■ WORK TO COMPLETE
Transcribe all the entries word for word, omitting any pictures they contain.
:: RECORD EXTRACTS ::
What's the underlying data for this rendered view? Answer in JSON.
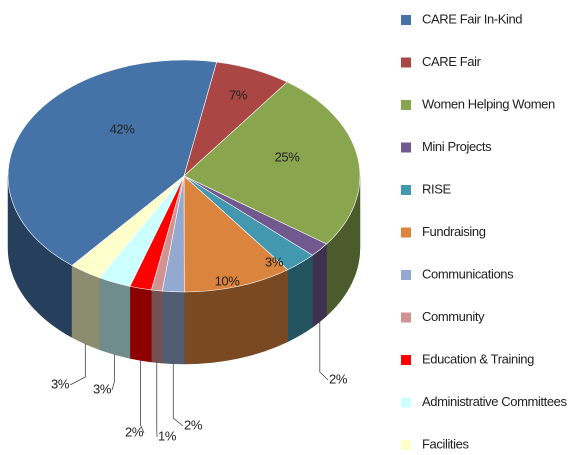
{
  "chart_data": {
    "type": "pie3d",
    "categories": [
      "CARE Fair In-Kind",
      "CARE Fair",
      "Women Helping Women",
      "Mini Projects",
      "RISE",
      "Fundraising",
      "Communications",
      "Community",
      "Education & Training",
      "Administrative Committees",
      "Facilities"
    ],
    "values": [
      42,
      7,
      25,
      2,
      3,
      10,
      2,
      1,
      2,
      3,
      3
    ],
    "value_labels": [
      "42%",
      "7%",
      "25%",
      "2%",
      "3%",
      "10%",
      "2%",
      "1%",
      "2%",
      "3%",
      "3%"
    ],
    "colors": [
      "#4572a7",
      "#aa4643",
      "#89a54e",
      "#71588f",
      "#4198af",
      "#db843d",
      "#93a9cf",
      "#d19392",
      "#ff0000",
      "#ccffff",
      "#ffffcc"
    ],
    "legend": "right"
  }
}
:::
■ THE RESULT
What's the underlying data for this rendered view? Answer in JSON.
{
  "chart_data": {
    "type": "pie3d",
    "categories": [
      "CARE Fair In-Kind",
      "CARE Fair",
      "Women Helping Women",
      "Mini Projects",
      "RISE",
      "Fundraising",
      "Communications",
      "Community",
      "Education & Training",
      "Administrative Committees",
      "Facilities"
    ],
    "values": [
      42,
      7,
      25,
      2,
      3,
      10,
      2,
      1,
      2,
      3,
      3
    ],
    "value_labels": [
      "42%",
      "7%",
      "25%",
      "2%",
      "3%",
      "10%",
      "2%",
      "1%",
      "2%",
      "3%",
      "3%"
    ],
    "colors": [
      "#4572a7",
      "#aa4643",
      "#89a54e",
      "#71588f",
      "#4198af",
      "#db843d",
      "#93a9cf",
      "#d19392",
      "#ff0000",
      "#ccffff",
      "#ffffcc"
    ],
    "legend": "right"
  }
}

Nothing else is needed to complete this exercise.